## DO THIS
Transcribe the records below exactly as they appear.

[A block of data]

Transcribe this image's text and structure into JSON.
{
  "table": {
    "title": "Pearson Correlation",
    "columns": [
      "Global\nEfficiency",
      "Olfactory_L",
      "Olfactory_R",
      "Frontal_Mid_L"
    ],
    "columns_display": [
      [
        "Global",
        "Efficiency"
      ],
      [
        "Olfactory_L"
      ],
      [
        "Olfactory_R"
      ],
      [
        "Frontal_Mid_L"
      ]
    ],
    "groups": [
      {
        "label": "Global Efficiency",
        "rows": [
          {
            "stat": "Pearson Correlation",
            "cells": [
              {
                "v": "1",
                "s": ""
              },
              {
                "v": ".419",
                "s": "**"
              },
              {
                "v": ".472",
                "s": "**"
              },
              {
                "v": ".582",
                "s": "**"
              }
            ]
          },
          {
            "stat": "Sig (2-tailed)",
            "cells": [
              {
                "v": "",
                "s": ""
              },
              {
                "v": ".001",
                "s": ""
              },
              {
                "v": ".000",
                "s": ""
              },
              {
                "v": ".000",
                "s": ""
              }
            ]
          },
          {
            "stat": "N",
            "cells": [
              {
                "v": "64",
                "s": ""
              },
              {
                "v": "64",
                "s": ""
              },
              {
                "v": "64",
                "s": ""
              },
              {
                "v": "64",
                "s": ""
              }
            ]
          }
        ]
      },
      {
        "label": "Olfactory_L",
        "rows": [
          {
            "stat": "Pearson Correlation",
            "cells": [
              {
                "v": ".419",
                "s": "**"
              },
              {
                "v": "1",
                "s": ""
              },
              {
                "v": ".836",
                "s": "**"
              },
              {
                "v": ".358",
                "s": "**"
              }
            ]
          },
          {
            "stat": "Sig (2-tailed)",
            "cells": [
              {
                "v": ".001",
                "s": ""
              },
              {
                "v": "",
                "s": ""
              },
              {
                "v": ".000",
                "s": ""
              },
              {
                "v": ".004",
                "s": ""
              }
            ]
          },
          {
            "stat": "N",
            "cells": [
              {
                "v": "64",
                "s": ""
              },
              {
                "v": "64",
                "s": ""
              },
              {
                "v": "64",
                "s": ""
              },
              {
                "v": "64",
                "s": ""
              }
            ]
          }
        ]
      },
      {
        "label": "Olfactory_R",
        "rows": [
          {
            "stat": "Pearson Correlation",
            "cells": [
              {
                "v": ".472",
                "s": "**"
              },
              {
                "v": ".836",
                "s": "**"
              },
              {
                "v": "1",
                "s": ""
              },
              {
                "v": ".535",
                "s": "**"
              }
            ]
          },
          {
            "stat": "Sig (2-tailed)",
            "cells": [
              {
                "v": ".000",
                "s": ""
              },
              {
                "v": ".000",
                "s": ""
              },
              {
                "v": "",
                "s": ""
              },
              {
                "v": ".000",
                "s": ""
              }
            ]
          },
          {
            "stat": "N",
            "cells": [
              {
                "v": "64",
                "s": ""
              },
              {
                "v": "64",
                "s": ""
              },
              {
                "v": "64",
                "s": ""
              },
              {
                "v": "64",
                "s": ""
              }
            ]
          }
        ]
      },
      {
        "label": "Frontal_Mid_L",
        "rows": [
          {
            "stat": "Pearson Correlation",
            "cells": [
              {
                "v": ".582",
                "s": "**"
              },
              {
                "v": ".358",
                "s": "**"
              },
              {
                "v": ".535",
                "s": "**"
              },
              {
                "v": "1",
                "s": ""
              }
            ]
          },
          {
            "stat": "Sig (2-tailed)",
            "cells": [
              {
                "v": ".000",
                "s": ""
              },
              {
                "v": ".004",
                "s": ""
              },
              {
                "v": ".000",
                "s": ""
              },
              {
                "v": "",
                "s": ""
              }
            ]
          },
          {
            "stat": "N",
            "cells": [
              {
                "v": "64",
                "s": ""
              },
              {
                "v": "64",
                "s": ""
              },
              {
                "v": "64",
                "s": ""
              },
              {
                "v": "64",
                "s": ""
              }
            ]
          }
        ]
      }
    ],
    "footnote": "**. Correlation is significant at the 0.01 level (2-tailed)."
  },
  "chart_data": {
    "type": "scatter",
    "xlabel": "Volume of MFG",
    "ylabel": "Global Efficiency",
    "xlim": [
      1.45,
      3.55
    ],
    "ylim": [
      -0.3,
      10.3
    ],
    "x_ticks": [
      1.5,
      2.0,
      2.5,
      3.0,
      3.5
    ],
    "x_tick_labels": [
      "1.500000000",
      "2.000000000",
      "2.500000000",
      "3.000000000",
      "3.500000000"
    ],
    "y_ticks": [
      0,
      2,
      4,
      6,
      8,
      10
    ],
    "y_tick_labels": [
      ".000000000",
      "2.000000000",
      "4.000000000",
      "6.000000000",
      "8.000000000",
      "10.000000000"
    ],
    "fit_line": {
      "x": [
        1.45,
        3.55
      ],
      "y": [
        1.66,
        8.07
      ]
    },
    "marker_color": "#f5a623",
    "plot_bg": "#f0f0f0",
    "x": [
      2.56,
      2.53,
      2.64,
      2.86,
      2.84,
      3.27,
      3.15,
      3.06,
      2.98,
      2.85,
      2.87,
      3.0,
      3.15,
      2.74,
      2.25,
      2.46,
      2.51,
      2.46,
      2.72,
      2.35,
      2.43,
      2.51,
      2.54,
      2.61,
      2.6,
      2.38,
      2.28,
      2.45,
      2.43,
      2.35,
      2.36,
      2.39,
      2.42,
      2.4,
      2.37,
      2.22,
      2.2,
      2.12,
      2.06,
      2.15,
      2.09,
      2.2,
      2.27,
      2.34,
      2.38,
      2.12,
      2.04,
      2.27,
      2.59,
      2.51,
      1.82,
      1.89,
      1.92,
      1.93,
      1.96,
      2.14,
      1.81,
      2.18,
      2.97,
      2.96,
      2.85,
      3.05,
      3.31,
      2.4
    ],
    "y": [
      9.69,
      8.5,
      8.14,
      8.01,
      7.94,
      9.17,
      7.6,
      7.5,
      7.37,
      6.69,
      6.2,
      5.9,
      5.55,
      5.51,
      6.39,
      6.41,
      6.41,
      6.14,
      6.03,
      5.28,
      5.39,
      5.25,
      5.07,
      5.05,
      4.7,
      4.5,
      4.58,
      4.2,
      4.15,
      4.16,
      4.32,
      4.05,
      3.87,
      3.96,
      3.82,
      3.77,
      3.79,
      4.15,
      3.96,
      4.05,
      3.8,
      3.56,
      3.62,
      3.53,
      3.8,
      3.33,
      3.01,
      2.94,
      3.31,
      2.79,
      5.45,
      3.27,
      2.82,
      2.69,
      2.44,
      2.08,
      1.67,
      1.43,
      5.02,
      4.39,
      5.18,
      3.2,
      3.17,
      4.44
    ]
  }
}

## TASK RESULT
Transcribe this image's text and structure into JSON.
{
  "table": {
    "title": "Pearson Correlation",
    "columns": [
      "Global\nEfficiency",
      "Olfactory_L",
      "Olfactory_R",
      "Frontal_Mid_L"
    ],
    "columns_display": [
      [
        "Global",
        "Efficiency"
      ],
      [
        "Olfactory_L"
      ],
      [
        "Olfactory_R"
      ],
      [
        "Frontal_Mid_L"
      ]
    ],
    "groups": [
      {
        "label": "Global Efficiency",
        "rows": [
          {
            "stat": "Pearson Correlation",
            "cells": [
              {
                "v": "1",
                "s": ""
              },
              {
                "v": ".419",
                "s": "**"
              },
              {
                "v": ".472",
                "s": "**"
              },
              {
                "v": ".582",
                "s": "**"
              }
            ]
          },
          {
            "stat": "Sig (2-tailed)",
            "cells": [
              {
                "v": "",
                "s": ""
              },
              {
                "v": ".001",
                "s": ""
              },
              {
                "v": ".000",
                "s": ""
              },
              {
                "v": ".000",
                "s": ""
              }
            ]
          },
          {
            "stat": "N",
            "cells": [
              {
                "v": "64",
                "s": ""
              },
              {
                "v": "64",
                "s": ""
              },
              {
                "v": "64",
                "s": ""
              },
              {
                "v": "64",
                "s": ""
              }
            ]
          }
        ]
      },
      {
        "label": "Olfactory_L",
        "rows": [
          {
            "stat": "Pearson Correlation",
            "cells": [
              {
                "v": ".419",
                "s": "**"
              },
              {
                "v": "1",
                "s": ""
              },
              {
                "v": ".836",
                "s": "**"
              },
              {
                "v": ".358",
                "s": "**"
              }
            ]
          },
          {
            "stat": "Sig (2-tailed)",
            "cells": [
              {
                "v": ".001",
                "s": ""
              },
              {
                "v": "",
                "s": ""
              },
              {
                "v": ".000",
                "s": ""
              },
              {
                "v": ".004",
                "s": ""
              }
            ]
          },
          {
            "stat": "N",
            "cells": [
              {
                "v": "64",
                "s": ""
              },
              {
                "v": "64",
                "s": ""
              },
              {
                "v": "64",
                "s": ""
              },
              {
                "v": "64",
                "s": ""
              }
            ]
          }
        ]
      },
      {
        "label": "Olfactory_R",
        "rows": [
          {
            "stat": "Pearson Correlation",
            "cells": [
              {
                "v": ".472",
                "s": "**"
              },
              {
                "v": ".836",
                "s": "**"
              },
              {
                "v": "1",
                "s": ""
              },
              {
                "v": ".535",
                "s": "**"
              }
            ]
          },
          {
            "stat": "Sig (2-tailed)",
            "cells": [
              {
                "v": ".000",
                "s": ""
              },
              {
                "v": ".000",
                "s": ""
              },
              {
                "v": "",
                "s": ""
              },
              {
                "v": ".000",
                "s": ""
              }
            ]
          },
          {
            "stat": "N",
            "cells": [
              {
                "v": "64",
                "s": ""
              },
              {
                "v": "64",
                "s": ""
              },
              {
                "v": "64",
                "s": ""
              },
              {
                "v": "64",
                "s": ""
              }
            ]
          }
        ]
      },
      {
        "label": "Frontal_Mid_L",
        "rows": [
          {
            "stat": "Pearson Correlation",
            "cells": [
              {
                "v": ".582",
                "s": "**"
              },
              {
                "v": ".358",
                "s": "**"
              },
              {
                "v": ".535",
                "s": "**"
              },
              {
                "v": "1",
                "s": ""
              }
            ]
          },
          {
            "stat": "Sig (2-tailed)",
            "cells": [
              {
                "v": ".000",
                "s": ""
              },
              {
                "v": ".004",
                "s": ""
              },
              {
                "v": ".000",
                "s": ""
              },
              {
                "v": "",
                "s": ""
              }
            ]
          },
          {
            "stat": "N",
            "cells": [
              {
                "v": "64",
                "s": ""
              },
              {
                "v": "64",
                "s": ""
              },
              {
                "v": "64",
                "s": ""
              },
              {
                "v": "64",
                "s": ""
              }
            ]
          }
        ]
      }
    ],
    "footnote": "**. Correlation is significant at the 0.01 level (2-tailed)."
  },
  "chart_data": {
    "type": "scatter",
    "xlabel": "Volume of MFG",
    "ylabel": "Global Efficiency",
    "xlim": [
      1.45,
      3.55
    ],
    "ylim": [
      -0.3,
      10.3
    ],
    "x_ticks": [
      1.5,
      2.0,
      2.5,
      3.0,
      3.5
    ],
    "x_tick_labels": [
      "1.500000000",
      "2.000000000",
      "2.500000000",
      "3.000000000",
      "3.500000000"
    ],
    "y_ticks": [
      0,
      2,
      4,
      6,
      8,
      10
    ],
    "y_tick_labels": [
      ".000000000",
      "2.000000000",
      "4.000000000",
      "6.000000000",
      "8.000000000",
      "10.000000000"
    ],
    "fit_line": {
      "x": [
        1.45,
        3.55
      ],
      "y": [
        1.66,
        8.07
      ]
    },
    "marker_color": "#f5a623",
    "plot_bg": "#f0f0f0",
    "x": [
      2.56,
      2.53,
      2.64,
      2.86,
      2.84,
      3.27,
      3.15,
      3.06,
      2.98,
      2.85,
      2.87,
      3.0,
      3.15,
      2.74,
      2.25,
      2.46,
      2.51,
      2.46,
      2.72,
      2.35,
      2.43,
      2.51,
      2.54,
      2.61,
      2.6,
      2.38,
      2.28,
      2.45,
      2.43,
      2.35,
      2.36,
      2.39,
      2.42,
      2.4,
      2.37,
      2.22,
      2.2,
      2.12,
      2.06,
      2.15,
      2.09,
      2.2,
      2.27,
      2.34,
      2.38,
      2.12,
      2.04,
      2.27,
      2.59,
      2.51,
      1.82,
      1.89,
      1.92,
      1.93,
      1.96,
      2.14,
      1.81,
      2.18,
      2.97,
      2.96,
      2.85,
      3.05,
      3.31,
      2.4
    ],
    "y": [
      9.69,
      8.5,
      8.14,
      8.01,
      7.94,
      9.17,
      7.6,
      7.5,
      7.37,
      6.69,
      6.2,
      5.9,
      5.55,
      5.51,
      6.39,
      6.41,
      6.41,
      6.14,
      6.03,
      5.28,
      5.39,
      5.25,
      5.07,
      5.05,
      4.7,
      4.5,
      4.58,
      4.2,
      4.15,
      4.16,
      4.32,
      4.05,
      3.87,
      3.96,
      3.82,
      3.77,
      3.79,
      4.15,
      3.96,
      4.05,
      3.8,
      3.56,
      3.62,
      3.53,
      3.8,
      3.33,
      3.01,
      2.94,
      3.31,
      2.79,
      5.45,
      3.27,
      2.82,
      2.69,
      2.44,
      2.08,
      1.67,
      1.43,
      5.02,
      4.39,
      5.18,
      3.2,
      3.17,
      4.44
    ]
  }
}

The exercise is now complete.